[Extracted records]

= Beginning of Section =

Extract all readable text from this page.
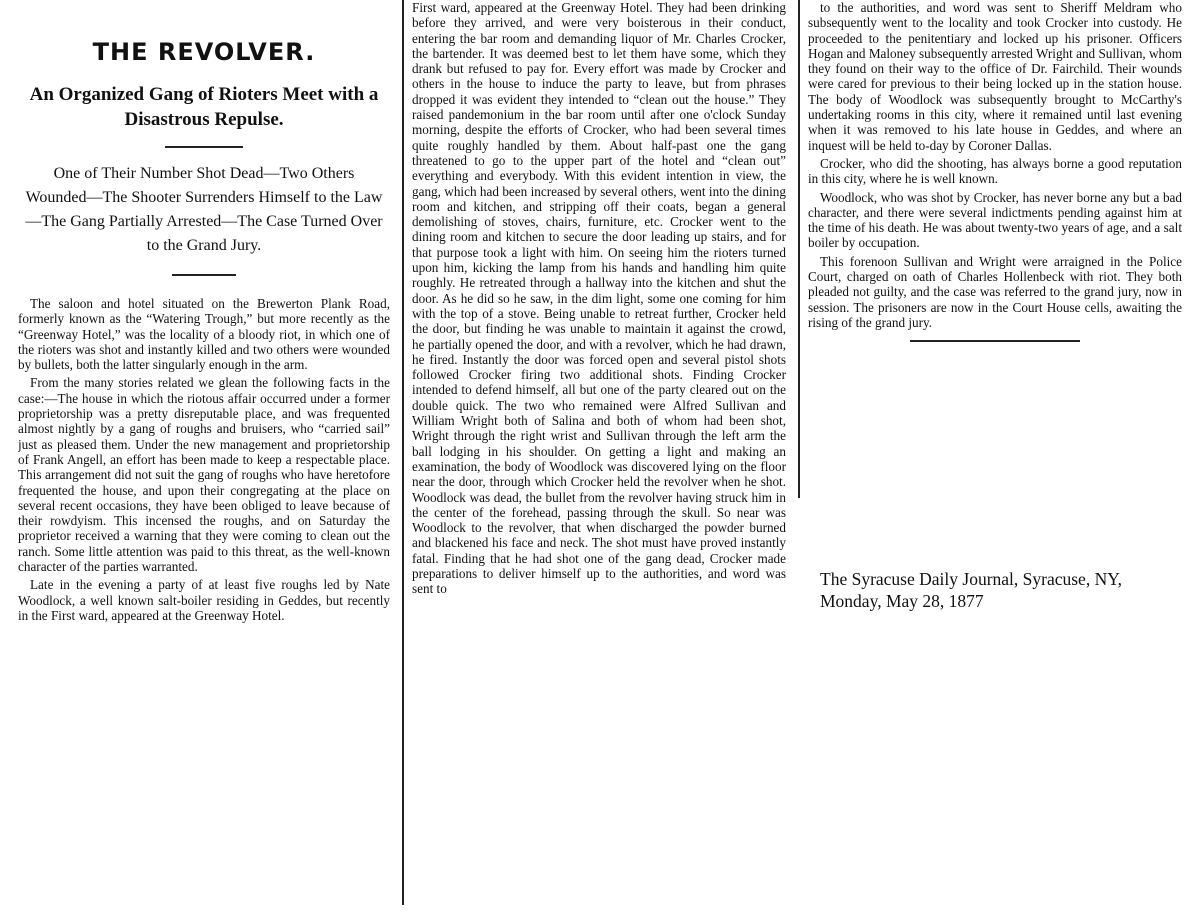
THE REVOLVER.
An Organized Gang of Rioters Meet with a Disastrous Repulse.
One of Their Number Shot Dead—Two Others Wounded—The Shooter Surrenders Himself to the Law—The Gang Partially Arrested—The Case Turned Over to the Grand Jury.

The saloon and hotel situated on the Brewerton Plank Road, formerly known as the “Watering Trough,” but more recently as the “Greenway Hotel,” was the locality of a bloody riot, in which one of the rioters was shot and instantly killed and two others were wounded by bullets, both the latter singularly enough in the arm.

From the many stories related we glean the following facts in the case:—The house in which the riotous affair occurred under a former proprietorship was a pretty disreputable place, and was frequented almost nightly by a gang of roughs and bruisers, who “carried sail” just as pleased them. Under the new management and proprietorship of Frank Angell, an effort has been made to keep a respectable place. This arrangement did not suit the gang of roughs who have heretofore frequented the house, and upon their congregating at the place on several recent occasions, they have been obliged to leave because of their rowdyism. This incensed the roughs, and on Saturday the proprietor received a warning that they were coming to clean out the ranch. Some little attention was paid to this threat, as the well-known character of the parties warranted.

Late in the evening a party of at least five roughs led by Nate Woodlock, a well known salt-boiler residing in Geddes, but recently in the First ward, appeared at the Greenway Hotel.

First ward, appeared at the Greenway Hotel. They had been drinking before they arrived, and were very boisterous in their conduct, entering the bar room and demanding liquor of Mr. Charles Crocker, the bartender. It was deemed best to let them have some, which they drank but refused to pay for. Every effort was made by Crocker and others in the house to induce the party to leave, but from phrases dropped it was evident they intended to “clean out the house.” They raised pandemonium in the bar room until after one o'clock Sunday morning, despite the efforts of Crocker, who had been several times quite roughly handled by them. About half-past one the gang threatened to go to the upper part of the hotel and “clean out” everything and everybody. With this evident intention in view, the gang, which had been increased by several others, went into the dining room and kitchen, and stripping off their coats, began a general demolishing of stoves, chairs, furniture, etc. Crocker went to the dining room and kitchen to secure the door leading up stairs, and for that purpose took a light with him. On seeing him the rioters turned upon him, kicking the lamp from his hands and handling him quite roughly. He retreated through a hallway into the kitchen and shut the door. As he did so he saw, in the dim light, some one coming for him with the top of a stove. Being unable to retreat further, Crocker held the door, but finding he was unable to maintain it against the crowd, he partially opened the door, and with a revolver, which he had drawn, he fired. Instantly the door was forced open and several pistol shots followed Crocker firing two additional shots. Finding Crocker intended to defend himself, all but one of the party cleared out on the double quick. The two who remained were Alfred Sullivan and William Wright both of Salina and both of whom had been shot, Wright through the right wrist and Sullivan through the left arm the ball lodging in his shoulder. On getting a light and making an examination, the body of Woodlock was discovered lying on the floor near the door, through which Crocker held the revolver when he shot. Woodlock was dead, the bullet from the revolver having struck him in the center of the forehead, passing through the skull. So near was Woodlock to the revolver, that when discharged the powder burned and blackened his face and neck. The shot must have proved instantly fatal. Finding that he had shot one of the gang dead, Crocker made preparations to deliver himself up to the authorities, and word was sent to

to the authorities, and word was sent to Sheriff Meldram who subsequently went to the locality and took Crocker into custody. He proceeded to the penitentiary and locked up his prisoner. Officers Hogan and Maloney subsequently arrested Wright and Sullivan, whom they found on their way to the office of Dr. Fairchild. Their wounds were cared for previous to their being locked up in the station house. The body of Woodlock was subsequently brought to McCarthy's undertaking rooms in this city, where it remained until last evening when it was removed to his late house in Geddes, and where an inquest will be held to-day by Coroner Dallas.

Crocker, who did the shooting, has always borne a good reputation in this city, where he is well known.

Woodlock, who was shot by Crocker, has never borne any but a bad character, and there were several indictments pending against him at the time of his death. He was about twenty-two years of age, and a salt boiler by occupation.

This forenoon Sullivan and Wright were arraigned in the Police Court, charged on oath of Charles Hollenbeck with riot. They both pleaded not guilty, and the case was referred to the grand jury, now in session. The prisoners are now in the Court House cells, awaiting the rising of the grand jury.

The Syracuse Daily Journal, Syracuse, NY,
Monday, May 28, 1877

= End of Section =

**WHAT TO DO**
Please reproduce the records above exactly, omitting every picture.

**TASK ANSWER**
Extract all readable text from this page.
THE REVOLVER.
An Organized Gang of Rioters Meet with a Disastrous Repulse.
One of Their Number Shot Dead—Two Others Wounded—The Shooter Surrenders Himself to the Law—The Gang Partially Arrested—The Case Turned Over to the Grand Jury.

The saloon and hotel situated on the Brewerton Plank Road, formerly known as the “Watering Trough,” but more recently as the “Greenway Hotel,” was the locality of a bloody riot, in which one of the rioters was shot and instantly killed and two others were wounded by bullets, both the latter singularly enough in the arm.

From the many stories related we glean the following facts in the case:—The house in which the riotous affair occurred under a former proprietorship was a pretty disreputable place, and was frequented almost nightly by a gang of roughs and bruisers, who “carried sail” just as pleased them. Under the new management and proprietorship of Frank Angell, an effort has been made to keep a respectable place. This arrangement did not suit the gang of roughs who have heretofore frequented the house, and upon their congregating at the place on several recent occasions, they have been obliged to leave because of their rowdyism. This incensed the roughs, and on Saturday the proprietor received a warning that they were coming to clean out the ranch. Some little attention was paid to this threat, as the well-known character of the parties warranted.

Late in the evening a party of at least five roughs led by Nate Woodlock, a well known salt-boiler residing in Geddes, but recently in the First ward, appeared at the Greenway Hotel.

First ward, appeared at the Greenway Hotel. They had been drinking before they arrived, and were very boisterous in their conduct, entering the bar room and demanding liquor of Mr. Charles Crocker, the bartender. It was deemed best to let them have some, which they drank but refused to pay for. Every effort was made by Crocker and others in the house to induce the party to leave, but from phrases dropped it was evident they intended to “clean out the house.” They raised pandemonium in the bar room until after one o'clock Sunday morning, despite the efforts of Crocker, who had been several times quite roughly handled by them. About half-past one the gang threatened to go to the upper part of the hotel and “clean out” everything and everybody. With this evident intention in view, the gang, which had been increased by several others, went into the dining room and kitchen, and stripping off their coats, began a general demolishing of stoves, chairs, furniture, etc. Crocker went to the dining room and kitchen to secure the door leading up stairs, and for that purpose took a light with him. On seeing him the rioters turned upon him, kicking the lamp from his hands and handling him quite roughly. He retreated through a hallway into the kitchen and shut the door. As he did so he saw, in the dim light, some one coming for him with the top of a stove. Being unable to retreat further, Crocker held the door, but finding he was unable to maintain it against the crowd, he partially opened the door, and with a revolver, which he had drawn, he fired. Instantly the door was forced open and several pistol shots followed Crocker firing two additional shots. Finding Crocker intended to defend himself, all but one of the party cleared out on the double quick. The two who remained were Alfred Sullivan and William Wright both of Salina and both of whom had been shot, Wright through the right wrist and Sullivan through the left arm the ball lodging in his shoulder. On getting a light and making an examination, the body of Woodlock was discovered lying on the floor near the door, through which Crocker held the revolver when he shot. Woodlock was dead, the bullet from the revolver having struck him in the center of the forehead, passing through the skull. So near was Woodlock to the revolver, that when discharged the powder burned and blackened his face and neck. The shot must have proved instantly fatal. Finding that he had shot one of the gang dead, Crocker made preparations to deliver himself up to the authorities, and word was sent to

to the authorities, and word was sent to Sheriff Meldram who subsequently went to the locality and took Crocker into custody. He proceeded to the penitentiary and locked up his prisoner. Officers Hogan and Maloney subsequently arrested Wright and Sullivan, whom they found on their way to the office of Dr. Fairchild. Their wounds were cared for previous to their being locked up in the station house. The body of Woodlock was subsequently brought to McCarthy's undertaking rooms in this city, where it remained until last evening when it was removed to his late house in Geddes, and where an inquest will be held to-day by Coroner Dallas.

Crocker, who did the shooting, has always borne a good reputation in this city, where he is well known.

Woodlock, who was shot by Crocker, has never borne any but a bad character, and there were several indictments pending against him at the time of his death. He was about twenty-two years of age, and a salt boiler by occupation.

This forenoon Sullivan and Wright were arraigned in the Police Court, charged on oath of Charles Hollenbeck with riot. They both pleaded not guilty, and the case was referred to the grand jury, now in session. The prisoners are now in the Court House cells, awaiting the rising of the grand jury.

The Syracuse Daily Journal, Syracuse, NY,
Monday, May 28, 1877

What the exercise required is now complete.